EXERCISE |
Copy out each line of the material in which the word "proportion" appears.

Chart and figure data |

begin

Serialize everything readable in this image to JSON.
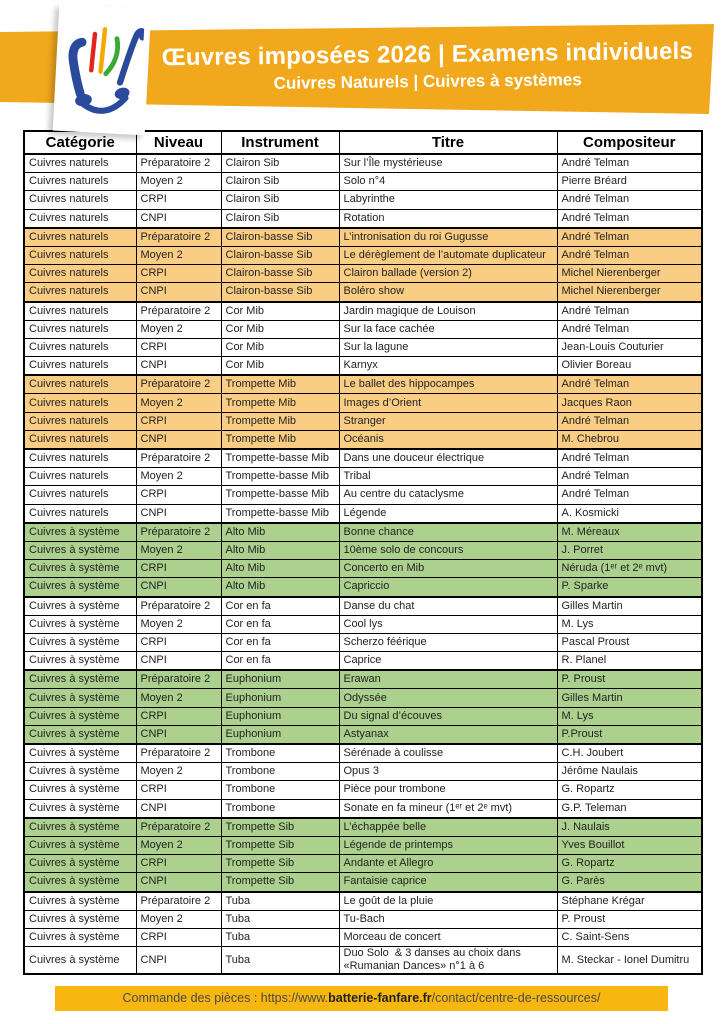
{
  "header": {
    "title": "Œuvres imposées 2026 | Examens individuels",
    "subtitle": "Cuivres Naturels | Cuivres à systèmes"
  },
  "table": {
    "columns": [
      "Catégorie",
      "Niveau",
      "Instrument",
      "Titre",
      "Compositeur"
    ],
    "column_keys": [
      "categorie",
      "niveau",
      "instrument",
      "titre",
      "compositeur"
    ],
    "rows": [
      {
        "cells": [
          "Cuivres naturels",
          "Préparatoire 2",
          "Clairon Sib",
          "Sur l’Île mystérieuse",
          "André Telman"
        ],
        "hl": "none"
      },
      {
        "cells": [
          "Cuivres naturels",
          "Moyen 2",
          "Clairon Sib",
          "Solo n°4",
          "Pierre Bréard"
        ],
        "hl": "none"
      },
      {
        "cells": [
          "Cuivres naturels",
          "CRPI",
          "Clairon Sib",
          "Labyrinthe",
          "André Telman"
        ],
        "hl": "none"
      },
      {
        "cells": [
          "Cuivres naturels",
          "CNPI",
          "Clairon Sib",
          "Rotation",
          "André Telman"
        ],
        "hl": "none"
      },
      {
        "cells": [
          "Cuivres naturels",
          "Préparatoire 2",
          "Clairon-basse Sib",
          "L’intronisation du roi Gugusse",
          "André Telman"
        ],
        "hl": "orange"
      },
      {
        "cells": [
          "Cuivres naturels",
          "Moyen 2",
          "Clairon-basse Sib",
          "Le dérèglement de l’automate duplicateur",
          "André Telman"
        ],
        "hl": "orange"
      },
      {
        "cells": [
          "Cuivres naturels",
          "CRPI",
          "Clairon-basse Sib",
          "Clairon ballade (version 2)",
          "Michel Nierenberger"
        ],
        "hl": "orange"
      },
      {
        "cells": [
          "Cuivres naturels",
          "CNPI",
          "Clairon-basse Sib",
          "Boléro show",
          "Michel Nierenberger"
        ],
        "hl": "orange"
      },
      {
        "cells": [
          "Cuivres naturels",
          "Préparatoire 2",
          "Cor Mib",
          "Jardin magique de Louison",
          "André Telman"
        ],
        "hl": "none"
      },
      {
        "cells": [
          "Cuivres naturels",
          "Moyen 2",
          "Cor Mib",
          "Sur la face cachée",
          "André Telman"
        ],
        "hl": "none"
      },
      {
        "cells": [
          "Cuivres naturels",
          "CRPI",
          "Cor Mib",
          "Sur la lagune",
          "Jean-Louis Couturier"
        ],
        "hl": "none"
      },
      {
        "cells": [
          "Cuivres naturels",
          "CNPI",
          "Cor Mib",
          "Karnyx",
          "Olivier Boreau"
        ],
        "hl": "none"
      },
      {
        "cells": [
          "Cuivres naturels",
          "Préparatoire 2",
          "Trompette Mib",
          "Le ballet des hippocampes",
          "André Telman"
        ],
        "hl": "orange"
      },
      {
        "cells": [
          "Cuivres naturels",
          "Moyen 2",
          "Trompette Mib",
          "Images d’Orient",
          "Jacques Raon"
        ],
        "hl": "orange"
      },
      {
        "cells": [
          "Cuivres naturels",
          "CRPI",
          "Trompette Mib",
          "Stranger",
          "André Telman"
        ],
        "hl": "orange"
      },
      {
        "cells": [
          "Cuivres naturels",
          "CNPI",
          "Trompette Mib",
          "Océanis",
          "M. Chebrou"
        ],
        "hl": "orange"
      },
      {
        "cells": [
          "Cuivres naturels",
          "Préparatoire 2",
          "Trompette-basse Mib",
          "Dans une douceur électrique",
          "André Telman"
        ],
        "hl": "none"
      },
      {
        "cells": [
          "Cuivres naturels",
          "Moyen 2",
          "Trompette-basse Mib",
          "Tribal",
          "André Telman"
        ],
        "hl": "none"
      },
      {
        "cells": [
          "Cuivres naturels",
          "CRPI",
          "Trompette-basse Mib",
          "Au centre du cataclysme",
          "André Telman"
        ],
        "hl": "none"
      },
      {
        "cells": [
          "Cuivres naturels",
          "CNPI",
          "Trompette-basse Mib",
          "Légende",
          "A. Kosmicki"
        ],
        "hl": "none"
      },
      {
        "cells": [
          "Cuivres à système",
          "Préparatoire 2",
          "Alto Mib",
          "Bonne chance",
          "M. Méreaux"
        ],
        "hl": "green"
      },
      {
        "cells": [
          "Cuivres à système",
          "Moyen 2",
          "Alto Mib",
          "10ème solo de concours",
          "J. Porret"
        ],
        "hl": "green"
      },
      {
        "cells": [
          "Cuivres à système",
          "CRPI",
          "Alto Mib",
          "Concerto en Mib",
          "Néruda (1ᵉʳ et 2ᵉ mvt)"
        ],
        "hl": "green"
      },
      {
        "cells": [
          "Cuivres à système",
          "CNPI",
          "Alto Mib",
          "Capriccio",
          "P. Sparke"
        ],
        "hl": "green"
      },
      {
        "cells": [
          "Cuivres à système",
          "Préparatoire 2",
          "Cor en fa",
          "Danse du chat",
          "Gilles Martin"
        ],
        "hl": "none"
      },
      {
        "cells": [
          "Cuivres à système",
          "Moyen 2",
          "Cor en fa",
          "Cool lys",
          "M. Lys"
        ],
        "hl": "none"
      },
      {
        "cells": [
          "Cuivres à système",
          "CRPI",
          "Cor en fa",
          "Scherzo féérique",
          "Pascal Proust"
        ],
        "hl": "none"
      },
      {
        "cells": [
          "Cuivres à système",
          "CNPI",
          "Cor en fa",
          "Caprice",
          "R. Planel"
        ],
        "hl": "none"
      },
      {
        "cells": [
          "Cuivres à système",
          "Préparatoire 2",
          "Euphonium",
          "Erawan",
          "P. Proust"
        ],
        "hl": "green"
      },
      {
        "cells": [
          "Cuivres à système",
          "Moyen 2",
          "Euphonium",
          "Odyssée",
          "Gilles Martin"
        ],
        "hl": "green"
      },
      {
        "cells": [
          "Cuivres à système",
          "CRPI",
          "Euphonium",
          "Du signal d’écouves",
          "M. Lys"
        ],
        "hl": "green"
      },
      {
        "cells": [
          "Cuivres à système",
          "CNPI",
          "Euphonium",
          "Astyanax",
          "P.Proust"
        ],
        "hl": "green"
      },
      {
        "cells": [
          "Cuivres à système",
          "Préparatoire 2",
          "Trombone",
          "Sérénade à coulisse",
          "C.H. Joubert"
        ],
        "hl": "none"
      },
      {
        "cells": [
          "Cuivres à système",
          "Moyen 2",
          "Trombone",
          "Opus 3",
          "Jérôme Naulais"
        ],
        "hl": "none"
      },
      {
        "cells": [
          "Cuivres à système",
          "CRPI",
          "Trombone",
          "Pièce pour trombone",
          "G. Ropartz"
        ],
        "hl": "none"
      },
      {
        "cells": [
          "Cuivres à système",
          "CNPI",
          "Trombone",
          "Sonate en fa mineur (1ᵉʳ et 2ᵉ mvt)",
          "G.P. Teleman"
        ],
        "hl": "none"
      },
      {
        "cells": [
          "Cuivres à système",
          "Préparatoire 2",
          "Trompette Sib",
          "L’échappée belle",
          "J. Naulais"
        ],
        "hl": "green"
      },
      {
        "cells": [
          "Cuivres à système",
          "Moyen 2",
          "Trompette Sib",
          "Légende de printemps",
          "Yves Bouillot"
        ],
        "hl": "green"
      },
      {
        "cells": [
          "Cuivres à système",
          "CRPI",
          "Trompette Sib",
          "Andante et Allegro",
          "G. Ropartz"
        ],
        "hl": "green"
      },
      {
        "cells": [
          "Cuivres à système",
          "CNPI",
          "Trompette Sib",
          "Fantaisie caprice",
          "G. Parès"
        ],
        "hl": "green"
      },
      {
        "cells": [
          "Cuivres à système",
          "Préparatoire 2",
          "Tuba",
          "Le goût de la pluie",
          "Stéphane Krégar"
        ],
        "hl": "none"
      },
      {
        "cells": [
          "Cuivres à système",
          "Moyen 2",
          "Tuba",
          "Tu-Bach",
          "P. Proust"
        ],
        "hl": "none"
      },
      {
        "cells": [
          "Cuivres à système",
          "CRPI",
          "Tuba",
          "Morceau de concert",
          "C. Saint-Sens"
        ],
        "hl": "none"
      },
      {
        "cells": [
          "Cuivres à système",
          "CNPI",
          "Tuba",
          "Duo Solo  & 3 danses au choix dans\n«Rumanian Dances» n°1 à 6",
          "M. Steckar - Ionel Dumitru"
        ],
        "hl": "none"
      }
    ]
  },
  "footer": {
    "prefix": "Commande des pièces : https://www.",
    "domain": "batterie-fanfare.fr",
    "suffix": "/contact/centre-de-ressources/"
  },
  "colors": {
    "banner": "#F2A81C",
    "footer_bar": "#F8B710",
    "row_orange": "#FACD84",
    "row_green": "#ACD18F",
    "border": "#000000",
    "logo_blue": "#2A4B9C",
    "logo_red": "#E1251B",
    "logo_yellow": "#F6A800",
    "logo_green": "#3AAA35"
  }
}
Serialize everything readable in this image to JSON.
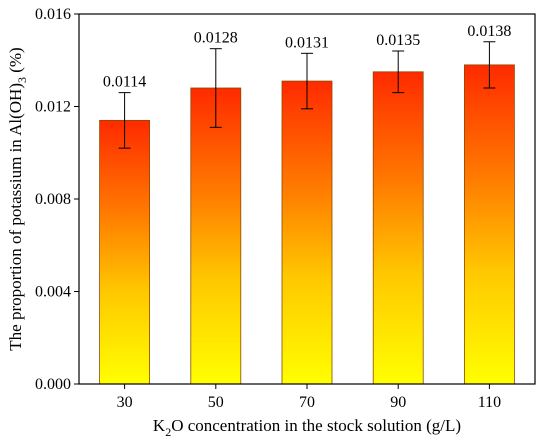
{
  "chart_data": {
    "type": "bar",
    "title": "",
    "xlabel": "K2O concentration in the stock solution (g/L)",
    "xlabel_parts": {
      "main": "K",
      "sub": "2",
      "rest": "O concentration in the stock solution (g/L)"
    },
    "ylabel": "The proportion of potassium in Al(OH)3 (%)",
    "ylabel_parts": {
      "main": "The proportion of potassium in Al(OH)",
      "sub": "3",
      "rest": " (%)"
    },
    "categories": [
      "30",
      "50",
      "70",
      "90",
      "110"
    ],
    "values": [
      0.0114,
      0.0128,
      0.0131,
      0.0135,
      0.0138
    ],
    "value_labels": [
      "0.0114",
      "0.0128",
      "0.0131",
      "0.0135",
      "0.0138"
    ],
    "error_low": [
      0.0102,
      0.0111,
      0.0119,
      0.0126,
      0.0128
    ],
    "error_high": [
      0.0126,
      0.0145,
      0.0143,
      0.0144,
      0.0148
    ],
    "ylim": [
      0,
      0.016
    ],
    "yticks": [
      0.0,
      0.004,
      0.008,
      0.012,
      0.016
    ],
    "ytick_labels": [
      "0.000",
      "0.004",
      "0.008",
      "0.012",
      "0.016"
    ],
    "grid": false,
    "legend": "none",
    "colors": {
      "bar_top": "#ff2a00",
      "bar_bottom": "#ffff00",
      "bar_edge": "#8a4a00",
      "axis": "#000000"
    }
  }
}
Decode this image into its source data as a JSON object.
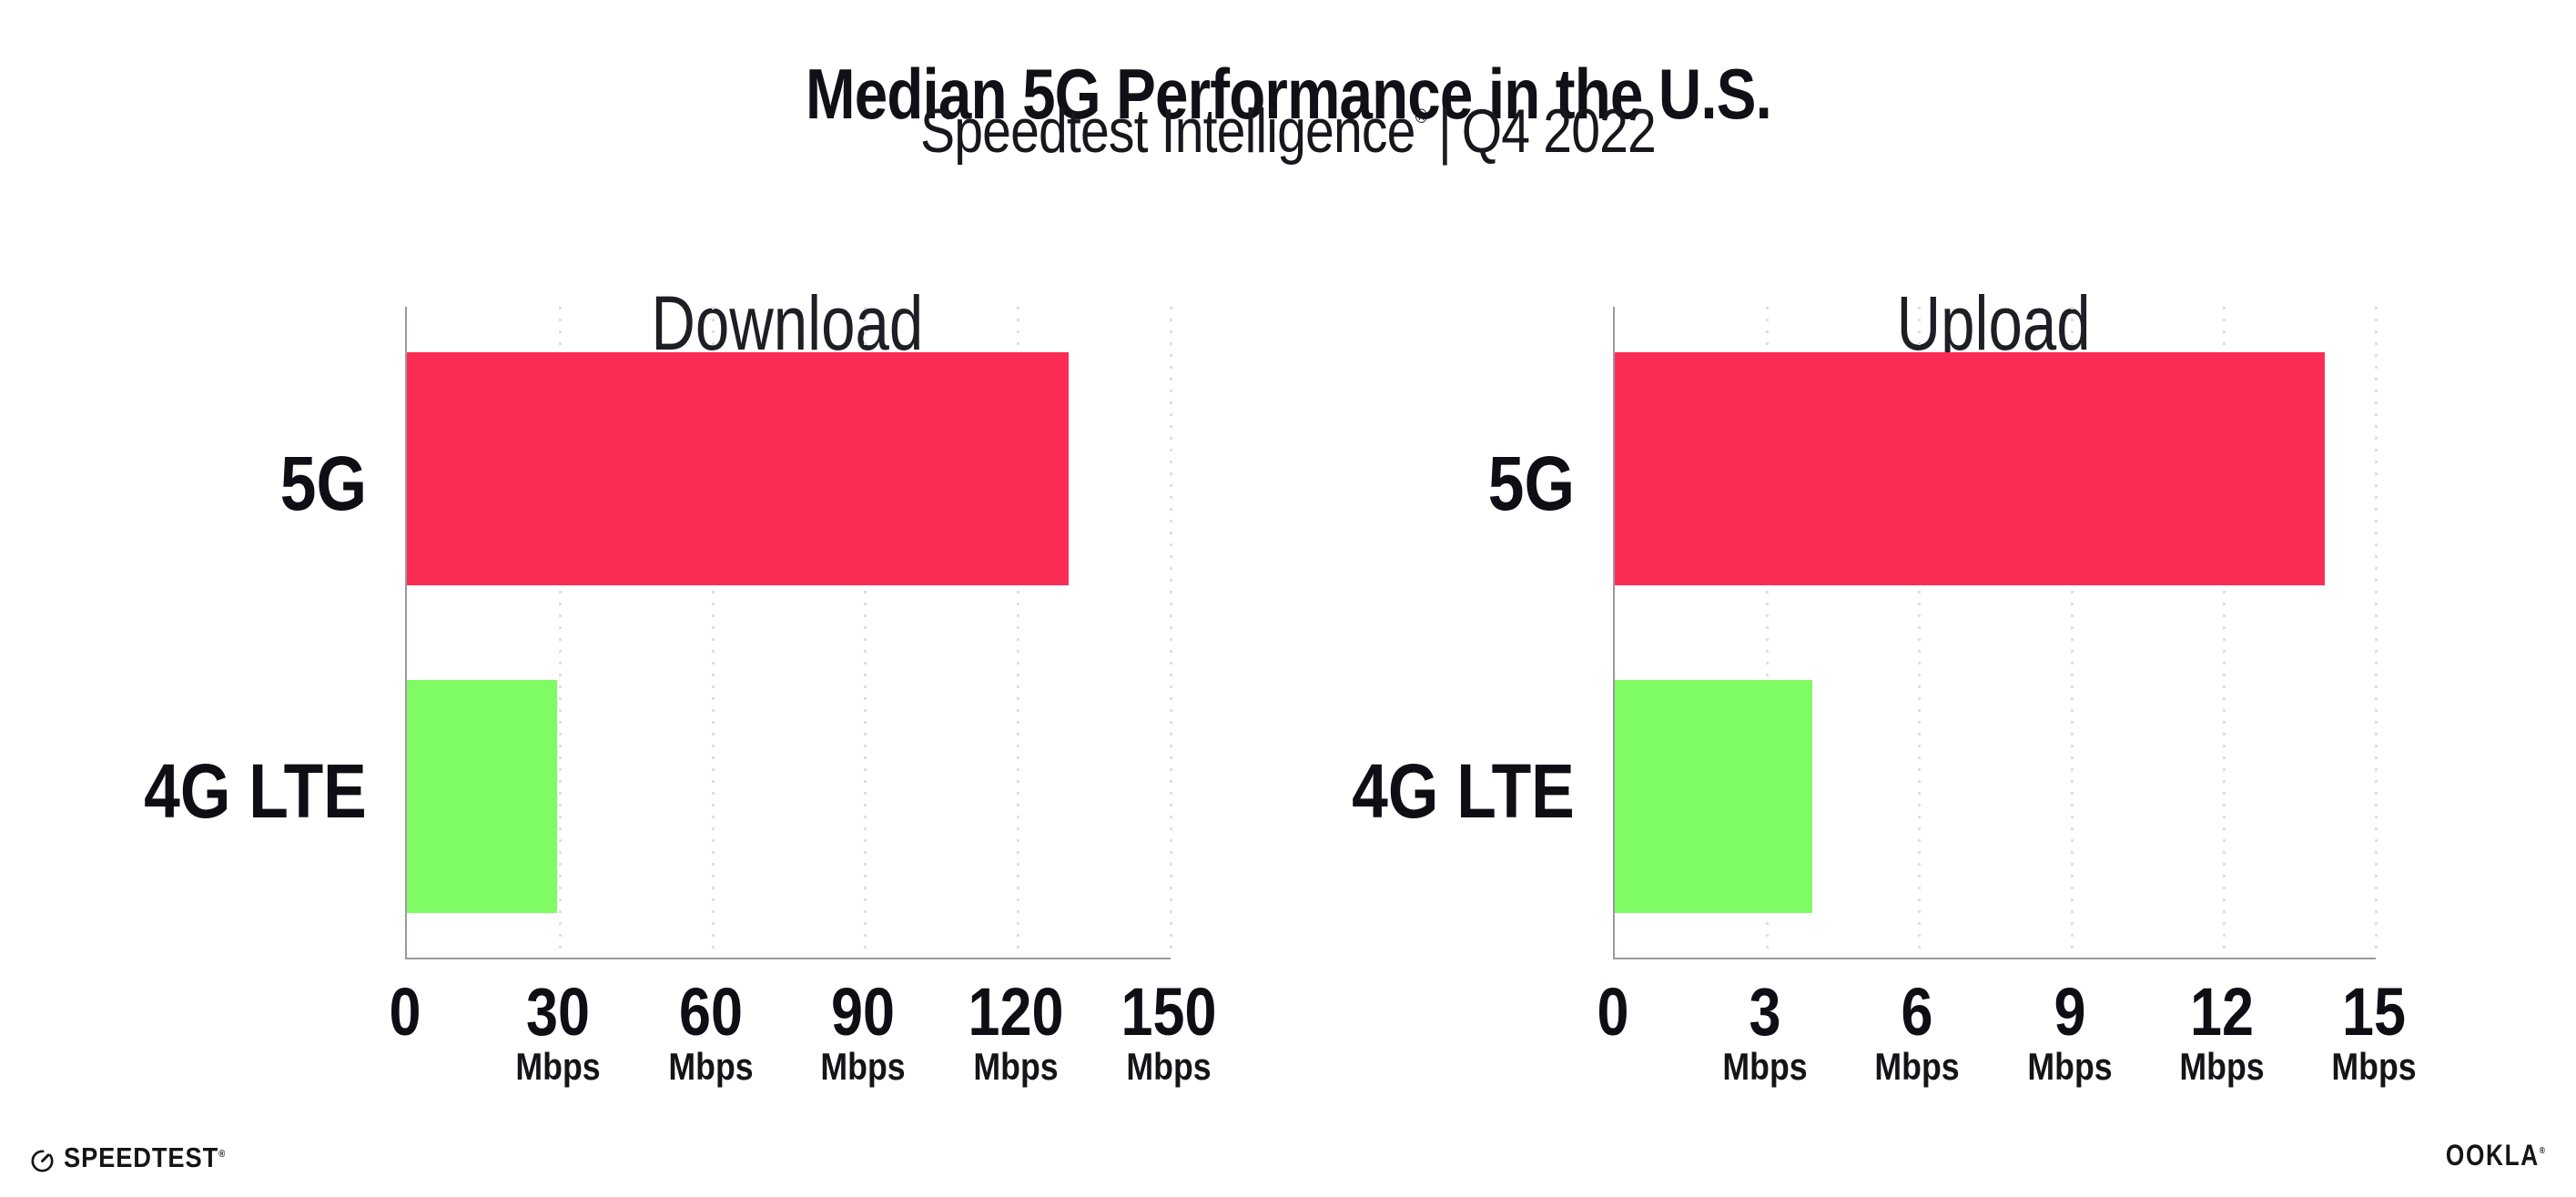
{
  "header": {
    "title": "Median 5G Performance in the U.S.",
    "subtitle_product": "Speedtest Intelligence",
    "subtitle_registered": "®",
    "subtitle_separator": "|",
    "subtitle_period": "Q4 2022"
  },
  "chart_data": [
    {
      "type": "bar",
      "orientation": "horizontal",
      "title": "Download",
      "categories": [
        "5G",
        "4G LTE"
      ],
      "values": [
        130,
        29.5
      ],
      "unit": "Mbps",
      "xlim": [
        0,
        150
      ],
      "ticks": [
        0,
        30,
        60,
        90,
        120,
        150
      ],
      "bar_colors": [
        "#fb2d55",
        "#7ffb63"
      ],
      "grid": "dotted-vertical",
      "legend": "none"
    },
    {
      "type": "bar",
      "orientation": "horizontal",
      "title": "Upload",
      "categories": [
        "5G",
        "4G LTE"
      ],
      "values": [
        14,
        3.9
      ],
      "unit": "Mbps",
      "xlim": [
        0,
        15
      ],
      "ticks": [
        0,
        3,
        6,
        9,
        12,
        15
      ],
      "bar_colors": [
        "#fb2d55",
        "#7ffb63"
      ],
      "grid": "dotted-vertical",
      "legend": "none"
    }
  ],
  "footer": {
    "speedtest_label": "SPEEDTEST",
    "speedtest_mark": "®",
    "ookla_label": "OOKLA",
    "ookla_mark": "®"
  },
  "colors": {
    "text": "#101016",
    "axis": "#9a9aa2",
    "grid": "#dcdee9",
    "accent-5g": "#fb2d55",
    "accent-4g": "#7ffb63"
  }
}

end

SOLUTION BELOW |
    "ylabel": "The proportion of potassium in Al(OH)3 (%)",
      "main": "The proportion of potassium in Al(OH)",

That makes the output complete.